→ SET PROBLEM
Copy each line below in which the word "Bydgoszczy" occurs.

※ ※ ※

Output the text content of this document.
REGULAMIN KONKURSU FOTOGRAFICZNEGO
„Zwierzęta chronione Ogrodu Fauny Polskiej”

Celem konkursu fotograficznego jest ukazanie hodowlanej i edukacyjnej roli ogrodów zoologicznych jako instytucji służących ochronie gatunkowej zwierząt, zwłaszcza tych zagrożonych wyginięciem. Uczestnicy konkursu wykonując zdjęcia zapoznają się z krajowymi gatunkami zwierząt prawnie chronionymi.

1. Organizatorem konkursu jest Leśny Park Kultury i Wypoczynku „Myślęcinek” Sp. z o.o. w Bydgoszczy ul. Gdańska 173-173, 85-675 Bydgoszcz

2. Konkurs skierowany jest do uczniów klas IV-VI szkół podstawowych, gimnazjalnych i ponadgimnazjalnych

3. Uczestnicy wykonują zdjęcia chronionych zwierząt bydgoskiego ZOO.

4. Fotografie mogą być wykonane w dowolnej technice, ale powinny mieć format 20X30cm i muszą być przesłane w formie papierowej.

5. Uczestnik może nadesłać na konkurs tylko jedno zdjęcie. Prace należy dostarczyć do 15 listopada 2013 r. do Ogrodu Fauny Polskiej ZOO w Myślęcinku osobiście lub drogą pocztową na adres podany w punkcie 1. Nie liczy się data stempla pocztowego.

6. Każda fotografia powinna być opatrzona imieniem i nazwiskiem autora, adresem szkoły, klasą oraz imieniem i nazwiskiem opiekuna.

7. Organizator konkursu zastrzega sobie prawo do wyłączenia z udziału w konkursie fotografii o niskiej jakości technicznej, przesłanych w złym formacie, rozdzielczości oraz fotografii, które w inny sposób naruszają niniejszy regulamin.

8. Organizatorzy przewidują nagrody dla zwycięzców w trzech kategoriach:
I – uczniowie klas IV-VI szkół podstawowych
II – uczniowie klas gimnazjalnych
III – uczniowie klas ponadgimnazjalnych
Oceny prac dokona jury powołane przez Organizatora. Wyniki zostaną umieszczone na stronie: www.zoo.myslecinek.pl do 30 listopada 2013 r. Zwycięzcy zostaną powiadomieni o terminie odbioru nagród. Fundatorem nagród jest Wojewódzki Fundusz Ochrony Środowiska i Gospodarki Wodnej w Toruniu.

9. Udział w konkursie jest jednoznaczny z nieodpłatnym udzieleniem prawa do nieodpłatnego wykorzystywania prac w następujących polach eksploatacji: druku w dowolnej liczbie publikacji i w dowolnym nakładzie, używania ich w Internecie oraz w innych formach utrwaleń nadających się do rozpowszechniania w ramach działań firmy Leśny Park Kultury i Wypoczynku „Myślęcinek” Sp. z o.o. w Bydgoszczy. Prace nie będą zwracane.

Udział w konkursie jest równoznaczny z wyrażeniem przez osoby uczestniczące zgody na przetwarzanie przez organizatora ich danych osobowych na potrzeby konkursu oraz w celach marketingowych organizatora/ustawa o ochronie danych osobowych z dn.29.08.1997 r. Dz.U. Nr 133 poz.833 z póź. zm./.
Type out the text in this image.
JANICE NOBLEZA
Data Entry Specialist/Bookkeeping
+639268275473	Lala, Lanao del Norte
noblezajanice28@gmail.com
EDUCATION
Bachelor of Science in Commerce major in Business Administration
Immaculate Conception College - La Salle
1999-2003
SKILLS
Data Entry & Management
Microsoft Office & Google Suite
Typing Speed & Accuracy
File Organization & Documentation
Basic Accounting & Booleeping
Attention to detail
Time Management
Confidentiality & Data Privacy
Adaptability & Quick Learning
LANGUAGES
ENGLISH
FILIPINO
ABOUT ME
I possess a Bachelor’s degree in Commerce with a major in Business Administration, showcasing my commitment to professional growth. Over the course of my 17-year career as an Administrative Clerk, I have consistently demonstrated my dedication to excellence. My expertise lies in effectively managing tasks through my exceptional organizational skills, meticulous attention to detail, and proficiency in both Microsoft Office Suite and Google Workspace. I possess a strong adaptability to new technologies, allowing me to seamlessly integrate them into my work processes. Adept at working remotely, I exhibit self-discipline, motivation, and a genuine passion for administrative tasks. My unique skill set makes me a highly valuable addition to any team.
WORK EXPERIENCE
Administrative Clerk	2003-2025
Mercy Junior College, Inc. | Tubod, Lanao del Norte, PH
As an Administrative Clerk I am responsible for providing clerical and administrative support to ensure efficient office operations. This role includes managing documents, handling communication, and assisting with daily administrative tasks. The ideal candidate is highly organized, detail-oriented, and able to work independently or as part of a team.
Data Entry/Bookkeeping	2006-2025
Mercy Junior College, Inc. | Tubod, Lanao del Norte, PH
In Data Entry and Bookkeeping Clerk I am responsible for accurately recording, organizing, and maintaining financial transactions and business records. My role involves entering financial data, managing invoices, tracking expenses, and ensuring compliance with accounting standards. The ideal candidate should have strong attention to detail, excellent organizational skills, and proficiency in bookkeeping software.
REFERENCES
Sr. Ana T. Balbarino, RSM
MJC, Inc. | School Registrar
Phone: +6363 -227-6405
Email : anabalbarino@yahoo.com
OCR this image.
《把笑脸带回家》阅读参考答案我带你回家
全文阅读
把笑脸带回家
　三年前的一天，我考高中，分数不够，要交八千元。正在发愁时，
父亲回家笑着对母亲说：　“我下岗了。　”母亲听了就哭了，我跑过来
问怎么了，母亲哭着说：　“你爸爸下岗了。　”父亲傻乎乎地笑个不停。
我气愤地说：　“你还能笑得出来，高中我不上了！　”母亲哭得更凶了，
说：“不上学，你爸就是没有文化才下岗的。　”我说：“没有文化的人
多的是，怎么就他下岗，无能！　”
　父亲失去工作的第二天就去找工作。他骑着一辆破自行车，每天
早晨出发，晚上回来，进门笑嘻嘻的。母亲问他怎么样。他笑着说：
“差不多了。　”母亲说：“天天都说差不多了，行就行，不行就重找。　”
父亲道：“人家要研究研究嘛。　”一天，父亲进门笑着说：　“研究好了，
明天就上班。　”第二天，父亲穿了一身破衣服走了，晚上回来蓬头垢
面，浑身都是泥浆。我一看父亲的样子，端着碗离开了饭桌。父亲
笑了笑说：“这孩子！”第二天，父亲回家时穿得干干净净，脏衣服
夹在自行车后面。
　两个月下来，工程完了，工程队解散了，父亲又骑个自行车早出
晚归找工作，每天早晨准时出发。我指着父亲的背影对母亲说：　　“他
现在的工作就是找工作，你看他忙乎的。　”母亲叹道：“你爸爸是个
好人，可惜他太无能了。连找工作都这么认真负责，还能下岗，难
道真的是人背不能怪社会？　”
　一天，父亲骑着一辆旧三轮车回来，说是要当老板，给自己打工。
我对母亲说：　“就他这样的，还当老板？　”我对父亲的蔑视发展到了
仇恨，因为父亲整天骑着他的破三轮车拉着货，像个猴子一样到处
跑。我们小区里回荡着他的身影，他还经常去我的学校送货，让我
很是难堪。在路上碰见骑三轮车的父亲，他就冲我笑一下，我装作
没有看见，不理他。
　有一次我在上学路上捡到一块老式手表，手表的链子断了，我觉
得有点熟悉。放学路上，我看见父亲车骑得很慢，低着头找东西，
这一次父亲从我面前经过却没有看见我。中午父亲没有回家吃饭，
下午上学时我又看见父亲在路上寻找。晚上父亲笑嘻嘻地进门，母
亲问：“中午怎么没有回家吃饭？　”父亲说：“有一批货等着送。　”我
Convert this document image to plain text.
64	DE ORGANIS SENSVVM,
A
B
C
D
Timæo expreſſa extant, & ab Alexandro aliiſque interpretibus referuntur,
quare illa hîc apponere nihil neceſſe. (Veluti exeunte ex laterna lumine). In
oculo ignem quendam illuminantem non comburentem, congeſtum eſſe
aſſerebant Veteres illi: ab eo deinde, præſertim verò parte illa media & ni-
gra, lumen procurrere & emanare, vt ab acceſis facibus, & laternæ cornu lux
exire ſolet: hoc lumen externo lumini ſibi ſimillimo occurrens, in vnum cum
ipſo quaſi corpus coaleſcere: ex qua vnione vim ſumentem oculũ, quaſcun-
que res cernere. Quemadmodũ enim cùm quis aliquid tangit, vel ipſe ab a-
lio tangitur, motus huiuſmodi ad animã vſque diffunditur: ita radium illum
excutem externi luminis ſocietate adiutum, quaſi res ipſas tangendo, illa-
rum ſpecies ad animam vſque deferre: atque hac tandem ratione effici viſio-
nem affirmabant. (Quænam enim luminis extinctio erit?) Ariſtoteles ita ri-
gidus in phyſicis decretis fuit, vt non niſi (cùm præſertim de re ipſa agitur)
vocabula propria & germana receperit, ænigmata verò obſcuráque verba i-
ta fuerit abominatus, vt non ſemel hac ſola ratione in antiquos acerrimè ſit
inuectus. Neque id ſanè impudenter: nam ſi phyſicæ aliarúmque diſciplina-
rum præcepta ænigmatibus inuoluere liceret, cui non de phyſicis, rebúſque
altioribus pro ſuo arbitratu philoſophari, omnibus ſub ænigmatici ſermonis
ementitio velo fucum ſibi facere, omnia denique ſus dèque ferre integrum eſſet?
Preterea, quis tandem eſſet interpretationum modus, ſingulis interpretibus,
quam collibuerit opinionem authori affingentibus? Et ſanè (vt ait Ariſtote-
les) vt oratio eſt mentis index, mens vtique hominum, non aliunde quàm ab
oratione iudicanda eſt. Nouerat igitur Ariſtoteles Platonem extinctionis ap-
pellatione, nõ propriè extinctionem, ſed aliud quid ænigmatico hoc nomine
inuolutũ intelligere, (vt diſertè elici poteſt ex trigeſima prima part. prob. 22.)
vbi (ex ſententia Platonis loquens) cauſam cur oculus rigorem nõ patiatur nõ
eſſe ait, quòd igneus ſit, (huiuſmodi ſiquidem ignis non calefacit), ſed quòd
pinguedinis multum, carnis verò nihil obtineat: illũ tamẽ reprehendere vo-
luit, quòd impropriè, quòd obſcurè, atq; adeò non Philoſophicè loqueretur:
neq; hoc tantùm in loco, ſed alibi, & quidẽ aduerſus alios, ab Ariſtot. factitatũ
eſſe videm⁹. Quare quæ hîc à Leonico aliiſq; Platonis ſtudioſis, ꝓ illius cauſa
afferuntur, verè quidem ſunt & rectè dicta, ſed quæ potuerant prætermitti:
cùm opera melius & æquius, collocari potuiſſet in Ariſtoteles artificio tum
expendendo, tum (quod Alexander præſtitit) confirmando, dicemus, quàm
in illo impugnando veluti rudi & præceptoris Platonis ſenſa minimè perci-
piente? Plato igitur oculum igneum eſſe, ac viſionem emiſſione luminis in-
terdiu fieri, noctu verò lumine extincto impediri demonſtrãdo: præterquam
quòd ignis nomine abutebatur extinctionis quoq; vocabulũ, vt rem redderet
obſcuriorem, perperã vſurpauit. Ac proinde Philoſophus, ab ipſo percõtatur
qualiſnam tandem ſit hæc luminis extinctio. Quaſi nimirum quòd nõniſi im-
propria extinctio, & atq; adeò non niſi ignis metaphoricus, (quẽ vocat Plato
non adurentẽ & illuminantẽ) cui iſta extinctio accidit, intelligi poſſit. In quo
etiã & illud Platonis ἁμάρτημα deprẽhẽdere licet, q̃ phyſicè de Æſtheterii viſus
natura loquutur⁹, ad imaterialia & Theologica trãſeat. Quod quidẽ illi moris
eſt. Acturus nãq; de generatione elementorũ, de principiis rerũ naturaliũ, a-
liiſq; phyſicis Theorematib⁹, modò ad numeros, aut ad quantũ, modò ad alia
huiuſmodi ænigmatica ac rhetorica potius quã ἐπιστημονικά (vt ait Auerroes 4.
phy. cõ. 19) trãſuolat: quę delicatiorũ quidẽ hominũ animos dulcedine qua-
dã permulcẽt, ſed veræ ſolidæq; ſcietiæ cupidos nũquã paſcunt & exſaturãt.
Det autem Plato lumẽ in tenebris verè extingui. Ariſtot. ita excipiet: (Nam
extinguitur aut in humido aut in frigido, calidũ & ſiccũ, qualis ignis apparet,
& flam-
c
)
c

※ ※ ※

→ EXERCISE ANSWER
1. Organizatorem konkursu jest Leśny Park Kultury i Wypoczynku „Myślęcinek” Sp. z o.o. w Bydgoszczy ul. Gdańska 173-173, 85-675 Bydgoszcz
9. Udział w konkursie jest jednoznaczny z nieodpłatnym udzieleniem prawa do nieodpłatnego wykorzystywania prac w następujących polach eksploatacji: druku w dowolnej liczbie publikacji i w dowolnym nakładzie, używania ich w Internecie oraz w innych formach utrwaleń nadających się do rozpowszechniania w ramach działań firmy Leśny Park Kultury i Wypoczynku „Myślęcinek” Sp. z o.o. w Bydgoszczy. Prace nie będą zwracane.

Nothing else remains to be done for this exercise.